Collect every line of the records below that contains the word "JSON".
● ● ● ● ●
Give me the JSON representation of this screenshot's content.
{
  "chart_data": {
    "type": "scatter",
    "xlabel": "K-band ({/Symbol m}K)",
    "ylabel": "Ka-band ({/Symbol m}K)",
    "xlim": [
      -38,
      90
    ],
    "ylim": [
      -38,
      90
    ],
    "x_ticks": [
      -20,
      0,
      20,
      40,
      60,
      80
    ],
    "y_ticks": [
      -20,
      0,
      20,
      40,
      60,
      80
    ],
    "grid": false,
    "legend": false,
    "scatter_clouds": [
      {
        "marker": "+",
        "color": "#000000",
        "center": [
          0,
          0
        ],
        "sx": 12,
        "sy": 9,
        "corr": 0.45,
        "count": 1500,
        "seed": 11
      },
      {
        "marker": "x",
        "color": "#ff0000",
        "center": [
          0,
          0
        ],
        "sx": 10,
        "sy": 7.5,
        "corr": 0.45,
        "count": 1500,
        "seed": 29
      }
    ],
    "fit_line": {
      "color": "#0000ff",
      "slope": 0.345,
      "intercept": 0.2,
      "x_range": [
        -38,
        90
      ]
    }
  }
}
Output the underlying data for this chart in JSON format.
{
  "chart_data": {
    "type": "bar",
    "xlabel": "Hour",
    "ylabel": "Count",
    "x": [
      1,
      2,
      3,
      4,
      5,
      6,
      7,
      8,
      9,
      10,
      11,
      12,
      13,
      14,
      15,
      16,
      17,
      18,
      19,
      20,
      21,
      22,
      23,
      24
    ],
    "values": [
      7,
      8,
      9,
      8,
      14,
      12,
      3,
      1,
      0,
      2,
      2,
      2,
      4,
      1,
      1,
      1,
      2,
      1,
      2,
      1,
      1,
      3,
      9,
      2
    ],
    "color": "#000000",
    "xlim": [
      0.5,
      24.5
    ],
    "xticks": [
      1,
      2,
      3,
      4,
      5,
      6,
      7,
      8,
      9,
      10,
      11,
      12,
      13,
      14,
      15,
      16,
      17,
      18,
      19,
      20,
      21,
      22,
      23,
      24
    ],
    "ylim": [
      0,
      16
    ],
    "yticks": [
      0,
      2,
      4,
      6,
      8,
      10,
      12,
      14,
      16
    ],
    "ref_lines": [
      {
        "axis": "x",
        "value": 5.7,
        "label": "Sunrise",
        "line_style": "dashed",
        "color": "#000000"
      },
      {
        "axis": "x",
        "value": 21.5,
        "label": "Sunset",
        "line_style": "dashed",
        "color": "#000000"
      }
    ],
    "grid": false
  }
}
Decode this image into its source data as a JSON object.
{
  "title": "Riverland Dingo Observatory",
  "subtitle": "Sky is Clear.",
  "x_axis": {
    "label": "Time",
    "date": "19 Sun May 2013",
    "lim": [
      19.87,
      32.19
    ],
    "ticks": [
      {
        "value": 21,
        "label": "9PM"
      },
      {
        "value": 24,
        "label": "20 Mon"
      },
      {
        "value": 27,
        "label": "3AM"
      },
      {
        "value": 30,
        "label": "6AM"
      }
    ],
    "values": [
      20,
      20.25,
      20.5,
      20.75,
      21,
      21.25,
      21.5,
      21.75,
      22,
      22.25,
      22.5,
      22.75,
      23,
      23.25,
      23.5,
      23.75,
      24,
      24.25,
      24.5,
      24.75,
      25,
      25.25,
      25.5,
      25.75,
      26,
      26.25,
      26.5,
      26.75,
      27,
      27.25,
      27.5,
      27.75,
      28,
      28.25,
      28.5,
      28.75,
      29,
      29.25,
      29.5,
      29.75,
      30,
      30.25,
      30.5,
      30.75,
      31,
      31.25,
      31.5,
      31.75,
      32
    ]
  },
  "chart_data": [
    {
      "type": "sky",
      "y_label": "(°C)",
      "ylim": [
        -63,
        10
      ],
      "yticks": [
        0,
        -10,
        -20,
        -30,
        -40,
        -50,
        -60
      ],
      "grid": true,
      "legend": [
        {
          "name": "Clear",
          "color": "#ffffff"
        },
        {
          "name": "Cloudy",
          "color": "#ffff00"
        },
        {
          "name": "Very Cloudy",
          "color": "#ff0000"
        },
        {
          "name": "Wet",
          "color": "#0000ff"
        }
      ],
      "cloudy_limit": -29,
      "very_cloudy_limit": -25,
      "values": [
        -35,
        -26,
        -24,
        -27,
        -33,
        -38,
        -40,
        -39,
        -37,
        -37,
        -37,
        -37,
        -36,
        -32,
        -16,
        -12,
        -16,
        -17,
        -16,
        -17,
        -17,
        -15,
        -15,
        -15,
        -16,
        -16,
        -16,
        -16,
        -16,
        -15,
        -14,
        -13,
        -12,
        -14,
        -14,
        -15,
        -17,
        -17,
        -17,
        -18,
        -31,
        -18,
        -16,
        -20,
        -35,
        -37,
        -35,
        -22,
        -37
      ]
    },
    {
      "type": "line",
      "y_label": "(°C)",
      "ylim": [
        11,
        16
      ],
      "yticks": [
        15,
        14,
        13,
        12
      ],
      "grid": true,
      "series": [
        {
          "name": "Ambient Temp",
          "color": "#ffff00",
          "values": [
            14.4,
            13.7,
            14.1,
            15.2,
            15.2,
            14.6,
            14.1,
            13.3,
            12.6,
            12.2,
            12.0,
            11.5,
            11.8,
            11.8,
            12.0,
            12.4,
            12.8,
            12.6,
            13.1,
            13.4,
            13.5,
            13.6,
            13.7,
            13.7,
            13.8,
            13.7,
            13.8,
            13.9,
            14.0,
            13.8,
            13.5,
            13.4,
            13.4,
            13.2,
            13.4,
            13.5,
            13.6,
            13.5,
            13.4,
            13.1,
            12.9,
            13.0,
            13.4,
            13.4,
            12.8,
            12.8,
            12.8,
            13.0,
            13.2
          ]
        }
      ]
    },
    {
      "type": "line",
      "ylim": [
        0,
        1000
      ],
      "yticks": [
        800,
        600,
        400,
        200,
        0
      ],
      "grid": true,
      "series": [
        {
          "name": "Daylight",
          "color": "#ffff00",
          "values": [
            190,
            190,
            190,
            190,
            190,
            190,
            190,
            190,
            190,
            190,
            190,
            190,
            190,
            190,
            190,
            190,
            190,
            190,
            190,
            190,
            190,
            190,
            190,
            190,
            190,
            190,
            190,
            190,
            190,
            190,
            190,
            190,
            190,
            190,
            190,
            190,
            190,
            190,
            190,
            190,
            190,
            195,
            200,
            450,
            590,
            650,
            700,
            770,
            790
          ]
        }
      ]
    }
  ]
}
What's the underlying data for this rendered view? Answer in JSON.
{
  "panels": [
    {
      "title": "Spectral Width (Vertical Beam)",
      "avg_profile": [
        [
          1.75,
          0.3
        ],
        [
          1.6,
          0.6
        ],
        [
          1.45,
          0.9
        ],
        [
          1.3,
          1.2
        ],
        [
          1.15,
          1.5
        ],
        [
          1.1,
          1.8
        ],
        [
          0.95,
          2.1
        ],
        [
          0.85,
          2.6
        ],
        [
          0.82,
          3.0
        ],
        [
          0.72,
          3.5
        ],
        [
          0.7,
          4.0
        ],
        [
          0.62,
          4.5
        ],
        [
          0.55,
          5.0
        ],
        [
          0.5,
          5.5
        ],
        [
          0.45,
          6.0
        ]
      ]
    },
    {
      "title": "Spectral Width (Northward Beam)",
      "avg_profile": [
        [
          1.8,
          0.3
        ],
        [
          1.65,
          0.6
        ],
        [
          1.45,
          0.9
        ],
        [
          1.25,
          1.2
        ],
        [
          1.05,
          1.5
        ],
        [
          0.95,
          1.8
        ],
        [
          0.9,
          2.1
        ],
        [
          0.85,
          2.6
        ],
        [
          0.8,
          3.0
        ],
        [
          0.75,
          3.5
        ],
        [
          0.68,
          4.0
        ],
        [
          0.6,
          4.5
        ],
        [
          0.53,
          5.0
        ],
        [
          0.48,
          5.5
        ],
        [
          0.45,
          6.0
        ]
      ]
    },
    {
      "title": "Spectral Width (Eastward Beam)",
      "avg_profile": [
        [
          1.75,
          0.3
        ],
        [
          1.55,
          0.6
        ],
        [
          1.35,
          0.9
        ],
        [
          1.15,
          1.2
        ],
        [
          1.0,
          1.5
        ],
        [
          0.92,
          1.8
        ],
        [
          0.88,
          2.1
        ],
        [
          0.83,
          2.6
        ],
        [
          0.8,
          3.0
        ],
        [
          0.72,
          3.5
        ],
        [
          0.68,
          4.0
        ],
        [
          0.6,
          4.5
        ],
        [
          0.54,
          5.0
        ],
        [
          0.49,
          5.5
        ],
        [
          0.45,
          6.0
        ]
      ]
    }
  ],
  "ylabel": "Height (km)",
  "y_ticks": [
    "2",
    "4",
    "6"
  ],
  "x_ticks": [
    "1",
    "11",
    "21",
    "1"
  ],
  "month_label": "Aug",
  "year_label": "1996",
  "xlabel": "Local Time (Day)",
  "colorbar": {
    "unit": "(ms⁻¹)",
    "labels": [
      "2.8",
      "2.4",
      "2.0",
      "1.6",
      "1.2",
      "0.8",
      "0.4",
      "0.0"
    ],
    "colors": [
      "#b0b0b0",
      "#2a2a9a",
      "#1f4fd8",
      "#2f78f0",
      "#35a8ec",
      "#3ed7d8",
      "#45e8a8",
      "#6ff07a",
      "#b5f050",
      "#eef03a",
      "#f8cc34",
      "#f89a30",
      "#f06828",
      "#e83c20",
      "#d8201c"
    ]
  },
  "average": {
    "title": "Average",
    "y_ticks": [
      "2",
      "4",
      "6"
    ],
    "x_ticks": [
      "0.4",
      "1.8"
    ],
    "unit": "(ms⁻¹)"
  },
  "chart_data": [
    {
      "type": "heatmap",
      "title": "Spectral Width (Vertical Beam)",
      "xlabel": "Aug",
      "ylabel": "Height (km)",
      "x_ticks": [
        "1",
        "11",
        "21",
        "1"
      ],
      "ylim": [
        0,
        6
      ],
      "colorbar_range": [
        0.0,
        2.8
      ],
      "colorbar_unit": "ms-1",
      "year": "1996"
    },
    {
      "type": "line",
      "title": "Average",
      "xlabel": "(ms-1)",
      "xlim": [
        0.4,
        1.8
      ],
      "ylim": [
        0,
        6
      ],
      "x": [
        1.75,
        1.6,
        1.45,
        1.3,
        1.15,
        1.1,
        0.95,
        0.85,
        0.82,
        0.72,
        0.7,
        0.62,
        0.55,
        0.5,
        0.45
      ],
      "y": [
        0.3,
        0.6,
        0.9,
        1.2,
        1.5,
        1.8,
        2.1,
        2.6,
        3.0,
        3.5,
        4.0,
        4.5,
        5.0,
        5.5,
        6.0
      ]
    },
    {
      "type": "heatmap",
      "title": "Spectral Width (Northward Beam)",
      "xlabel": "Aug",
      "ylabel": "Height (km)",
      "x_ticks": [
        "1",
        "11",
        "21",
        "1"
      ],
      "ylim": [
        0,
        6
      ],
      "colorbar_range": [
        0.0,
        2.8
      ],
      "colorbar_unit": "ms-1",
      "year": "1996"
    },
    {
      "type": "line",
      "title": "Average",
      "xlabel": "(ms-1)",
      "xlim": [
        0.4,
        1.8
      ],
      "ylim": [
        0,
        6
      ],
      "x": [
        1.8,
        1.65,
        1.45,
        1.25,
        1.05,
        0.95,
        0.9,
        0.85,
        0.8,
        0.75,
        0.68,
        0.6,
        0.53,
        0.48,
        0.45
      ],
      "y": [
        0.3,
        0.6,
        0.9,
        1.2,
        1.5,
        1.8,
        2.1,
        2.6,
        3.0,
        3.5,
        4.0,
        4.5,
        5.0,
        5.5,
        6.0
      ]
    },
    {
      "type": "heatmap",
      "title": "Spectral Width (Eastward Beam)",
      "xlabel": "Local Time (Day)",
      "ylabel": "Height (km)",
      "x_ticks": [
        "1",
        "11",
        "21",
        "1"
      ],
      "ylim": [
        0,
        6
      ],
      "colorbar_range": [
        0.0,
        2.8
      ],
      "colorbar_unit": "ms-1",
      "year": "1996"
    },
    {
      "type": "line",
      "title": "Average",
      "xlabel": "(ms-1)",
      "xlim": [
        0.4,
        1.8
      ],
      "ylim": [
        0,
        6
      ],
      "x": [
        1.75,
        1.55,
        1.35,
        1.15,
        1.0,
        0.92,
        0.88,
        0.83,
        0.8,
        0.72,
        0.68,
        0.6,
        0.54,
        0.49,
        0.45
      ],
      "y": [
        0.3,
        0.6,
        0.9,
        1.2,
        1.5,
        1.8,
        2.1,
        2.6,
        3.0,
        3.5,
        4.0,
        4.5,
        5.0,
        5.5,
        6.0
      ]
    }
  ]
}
● ● ● ● ●
WRITTEN SOLUTION:
Give me the JSON representation of this screenshot's content.
Output the underlying data for this chart in JSON format.
Decode this image into its source data as a JSON object.
What's the underlying data for this rendered view? Answer in JSON.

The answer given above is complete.